Copy all the data exactly, except the pictures.

--- BEGIN Supplied data ---

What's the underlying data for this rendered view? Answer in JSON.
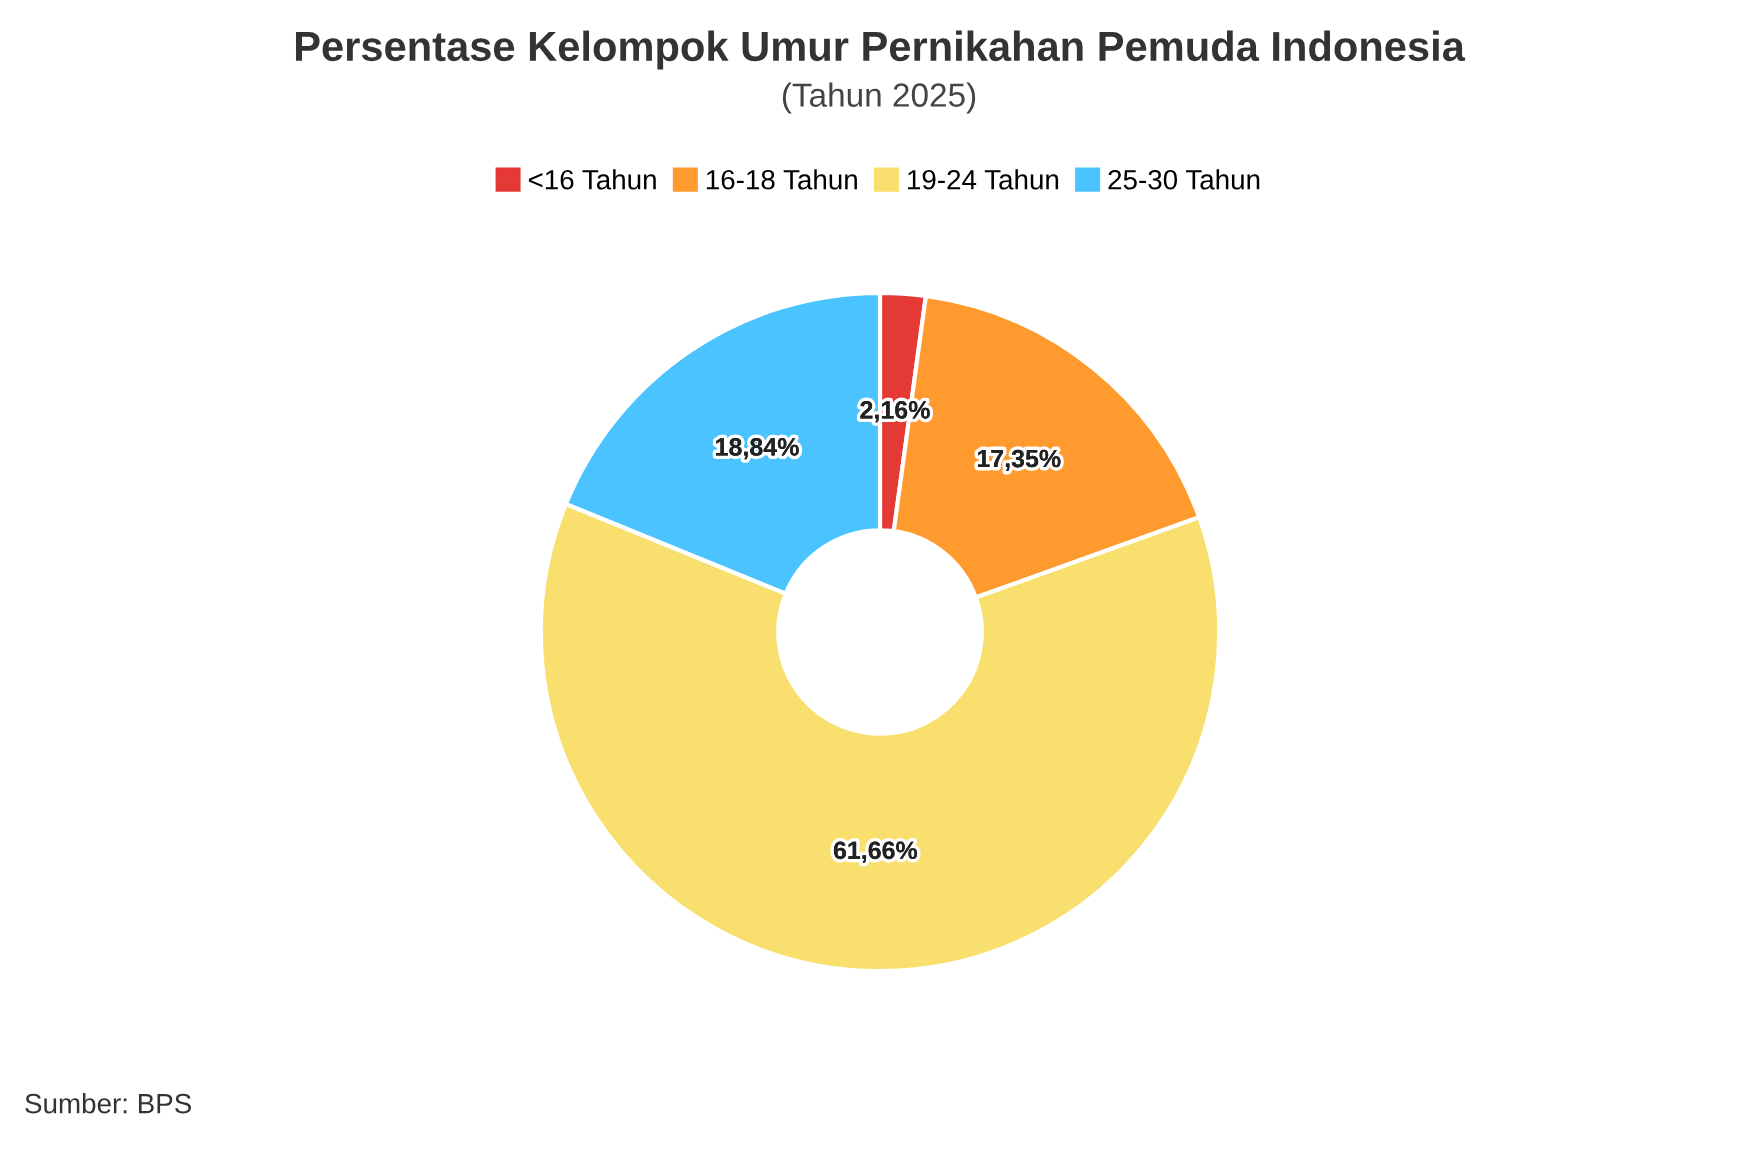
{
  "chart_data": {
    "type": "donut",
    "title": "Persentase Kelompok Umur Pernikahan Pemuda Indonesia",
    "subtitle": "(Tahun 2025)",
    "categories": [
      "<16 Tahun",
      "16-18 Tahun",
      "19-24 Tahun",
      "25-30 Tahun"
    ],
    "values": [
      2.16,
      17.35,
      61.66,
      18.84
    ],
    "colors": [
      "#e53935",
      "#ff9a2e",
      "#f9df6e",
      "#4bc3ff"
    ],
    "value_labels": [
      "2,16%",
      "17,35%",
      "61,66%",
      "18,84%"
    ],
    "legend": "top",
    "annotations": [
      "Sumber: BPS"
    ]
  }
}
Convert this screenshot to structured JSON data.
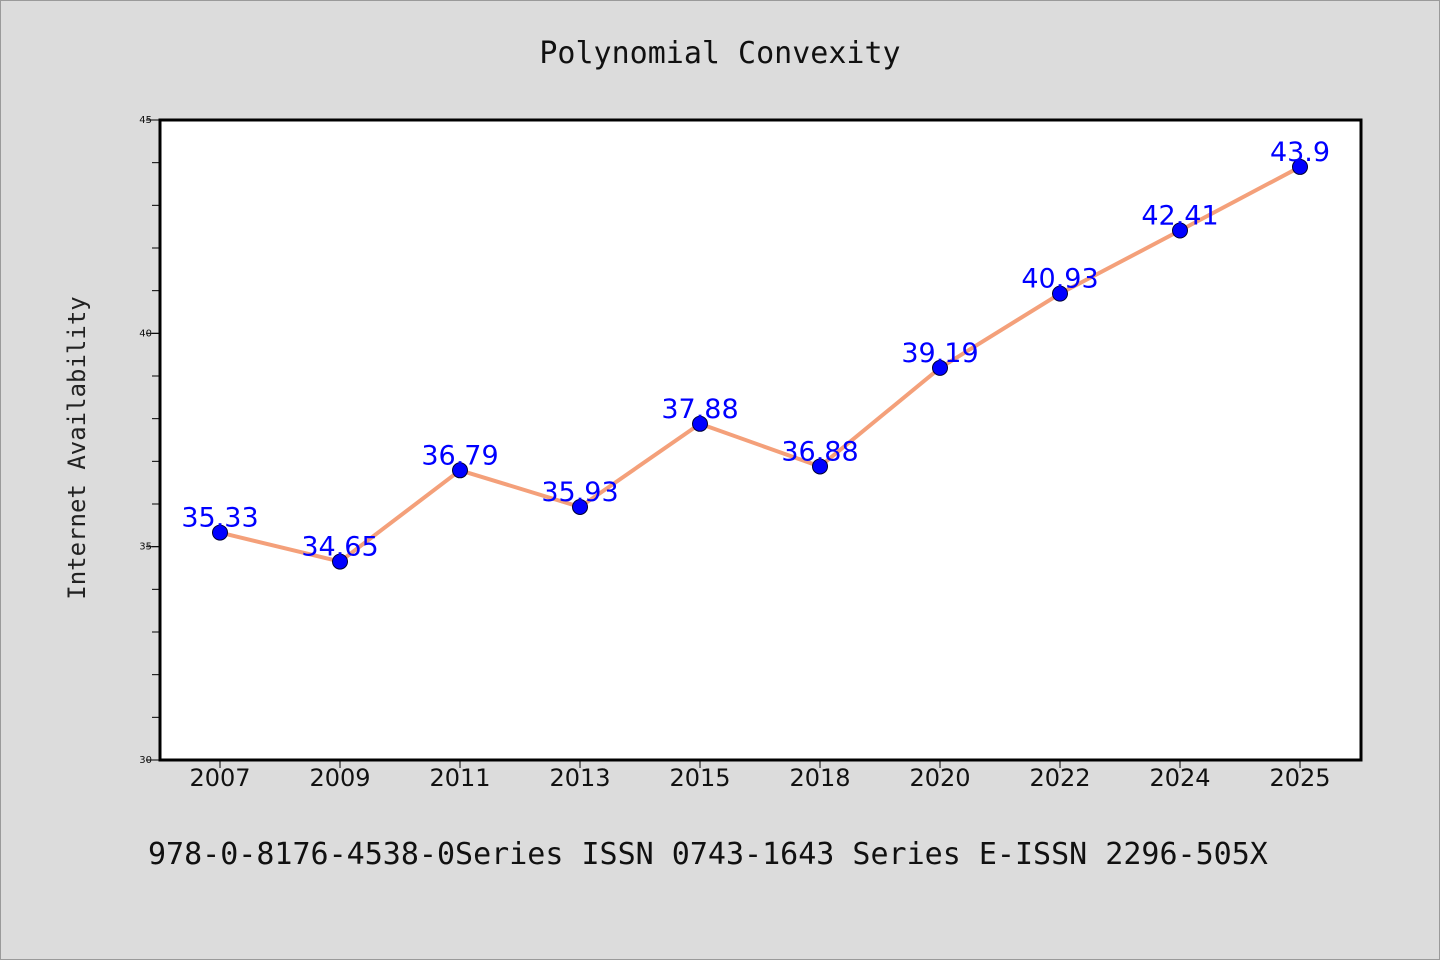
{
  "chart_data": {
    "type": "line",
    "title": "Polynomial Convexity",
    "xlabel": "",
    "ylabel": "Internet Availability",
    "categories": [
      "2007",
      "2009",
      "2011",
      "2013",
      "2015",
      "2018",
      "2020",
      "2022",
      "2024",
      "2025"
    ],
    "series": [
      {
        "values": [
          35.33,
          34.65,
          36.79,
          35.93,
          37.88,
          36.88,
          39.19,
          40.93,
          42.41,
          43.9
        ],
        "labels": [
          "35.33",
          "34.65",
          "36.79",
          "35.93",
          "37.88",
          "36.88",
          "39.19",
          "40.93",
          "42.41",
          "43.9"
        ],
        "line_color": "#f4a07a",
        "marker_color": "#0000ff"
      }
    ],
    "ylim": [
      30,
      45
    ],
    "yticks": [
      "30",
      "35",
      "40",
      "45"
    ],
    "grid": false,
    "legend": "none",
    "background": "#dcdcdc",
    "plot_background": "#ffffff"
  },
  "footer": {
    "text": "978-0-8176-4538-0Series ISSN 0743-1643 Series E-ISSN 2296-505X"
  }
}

--- END Supplied data ---

◆ Output for this task ◆
What's the underlying data for this rendered view? Answer in JSON.
{
  "chart_data": {
    "type": "donut",
    "title": "Persentase Kelompok Umur Pernikahan Pemuda Indonesia",
    "subtitle": "(Tahun 2025)",
    "categories": [
      "<16 Tahun",
      "16-18 Tahun",
      "19-24 Tahun",
      "25-30 Tahun"
    ],
    "values": [
      2.16,
      17.35,
      61.66,
      18.84
    ],
    "colors": [
      "#e53935",
      "#ff9a2e",
      "#f9df6e",
      "#4bc3ff"
    ],
    "value_labels": [
      "2,16%",
      "17,35%",
      "61,66%",
      "18,84%"
    ],
    "legend": "top",
    "annotations": [
      "Sumber: BPS"
    ]
  }
}
Convert this screenshot to structured JSON data.
{
  "chart_data": {
    "type": "line",
    "title": "Polynomial Convexity",
    "xlabel": "",
    "ylabel": "Internet Availability",
    "categories": [
      "2007",
      "2009",
      "2011",
      "2013",
      "2015",
      "2018",
      "2020",
      "2022",
      "2024",
      "2025"
    ],
    "series": [
      {
        "values": [
          35.33,
          34.65,
          36.79,
          35.93,
          37.88,
          36.88,
          39.19,
          40.93,
          42.41,
          43.9
        ],
        "labels": [
          "35.33",
          "34.65",
          "36.79",
          "35.93",
          "37.88",
          "36.88",
          "39.19",
          "40.93",
          "42.41",
          "43.9"
        ],
        "line_color": "#f4a07a",
        "marker_color": "#0000ff"
      }
    ],
    "ylim": [
      30,
      45
    ],
    "yticks": [
      "30",
      "35",
      "40",
      "45"
    ],
    "grid": false,
    "legend": "none",
    "background": "#dcdcdc",
    "plot_background": "#ffffff"
  },
  "footer": {
    "text": "978-0-8176-4538-0Series ISSN 0743-1643 Series E-ISSN 2296-505X"
  }
}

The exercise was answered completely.